Return every line of the material below verbatim, changing nothing.

(Dataset rows)
•••••

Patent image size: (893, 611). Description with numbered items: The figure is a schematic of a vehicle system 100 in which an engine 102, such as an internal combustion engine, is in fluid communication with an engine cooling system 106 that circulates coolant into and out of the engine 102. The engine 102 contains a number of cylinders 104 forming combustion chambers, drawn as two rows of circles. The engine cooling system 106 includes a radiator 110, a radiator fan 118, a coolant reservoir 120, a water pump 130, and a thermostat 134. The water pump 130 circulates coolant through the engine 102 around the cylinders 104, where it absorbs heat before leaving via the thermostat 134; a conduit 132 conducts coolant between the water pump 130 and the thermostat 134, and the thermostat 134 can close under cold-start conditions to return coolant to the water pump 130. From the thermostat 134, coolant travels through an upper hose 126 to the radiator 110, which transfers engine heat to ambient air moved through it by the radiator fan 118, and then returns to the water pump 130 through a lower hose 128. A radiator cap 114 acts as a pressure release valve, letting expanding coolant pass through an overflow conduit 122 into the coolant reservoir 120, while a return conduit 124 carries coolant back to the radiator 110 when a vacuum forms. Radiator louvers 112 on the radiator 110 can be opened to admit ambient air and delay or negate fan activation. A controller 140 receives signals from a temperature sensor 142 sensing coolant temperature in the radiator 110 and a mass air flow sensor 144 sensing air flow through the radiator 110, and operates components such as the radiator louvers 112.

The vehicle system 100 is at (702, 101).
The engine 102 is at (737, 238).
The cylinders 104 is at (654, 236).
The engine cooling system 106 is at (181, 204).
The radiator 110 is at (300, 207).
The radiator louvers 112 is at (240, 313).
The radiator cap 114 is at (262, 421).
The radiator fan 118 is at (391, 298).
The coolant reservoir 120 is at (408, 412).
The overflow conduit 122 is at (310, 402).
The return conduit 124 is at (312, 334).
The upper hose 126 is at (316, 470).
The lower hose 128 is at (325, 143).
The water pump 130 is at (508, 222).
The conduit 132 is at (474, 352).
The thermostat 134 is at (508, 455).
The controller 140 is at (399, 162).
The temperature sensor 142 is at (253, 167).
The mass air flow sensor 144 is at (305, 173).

•••••

(Answer to this exercise)
Patent image size: (893, 611). Description with numbered items: The figure is a schematic of a vehicle system 100 in which an engine 102, such as an internal combustion engine, is in fluid communication with an engine cooling system 106 that circulates coolant into and out of the engine 102. The engine 102 contains a number of cylinders 104 forming combustion chambers, drawn as two rows of circles. The engine cooling system 106 includes a radiator 110, a radiator fan 118, a coolant reservoir 120, a water pump 130, and a thermostat 134. The water pump 130 circulates coolant through the engine 102 around the cylinders 104, where it absorbs heat before leaving via the thermostat 134; a conduit 132 conducts coolant between the water pump 130 and the thermostat 134, and the thermostat 134 can close under cold-start conditions to return coolant to the water pump 130. From the thermostat 134, coolant travels through an upper hose 126 to the radiator 110, which transfers engine heat to ambient air moved through it by the radiator fan 118, and then returns to the water pump 130 through a lower hose 128. A radiator cap 114 acts as a pressure release valve, letting expanding coolant pass through an overflow conduit 122 into the coolant reservoir 120, while a return conduit 124 carries coolant back to the radiator 110 when a vacuum forms. Radiator louvers 112 on the radiator 110 can be opened to admit ambient air and delay or negate fan activation. A controller 140 receives signals from a temperature sensor 142 sensing coolant temperature in the radiator 110 and a mass air flow sensor 144 sensing air flow through the radiator 110, and operates components such as the radiator louvers 112.

The vehicle system 100 is at (702, 101).
The engine 102 is at (737, 238).
The cylinders 104 is at (654, 236).
The engine cooling system 106 is at (181, 204).
The radiator 110 is at (300, 207).
The radiator louvers 112 is at (240, 313).
The radiator cap 114 is at (262, 421).
The radiator fan 118 is at (391, 298).
The coolant reservoir 120 is at (408, 412).
The overflow conduit 122 is at (310, 402).
The return conduit 124 is at (312, 334).
The upper hose 126 is at (316, 470).
The lower hose 128 is at (325, 143).
The water pump 130 is at (508, 222).
The conduit 132 is at (474, 352).
The thermostat 134 is at (508, 455).
The controller 140 is at (399, 162).
The temperature sensor 142 is at (253, 167).
The mass air flow sensor 144 is at (305, 173).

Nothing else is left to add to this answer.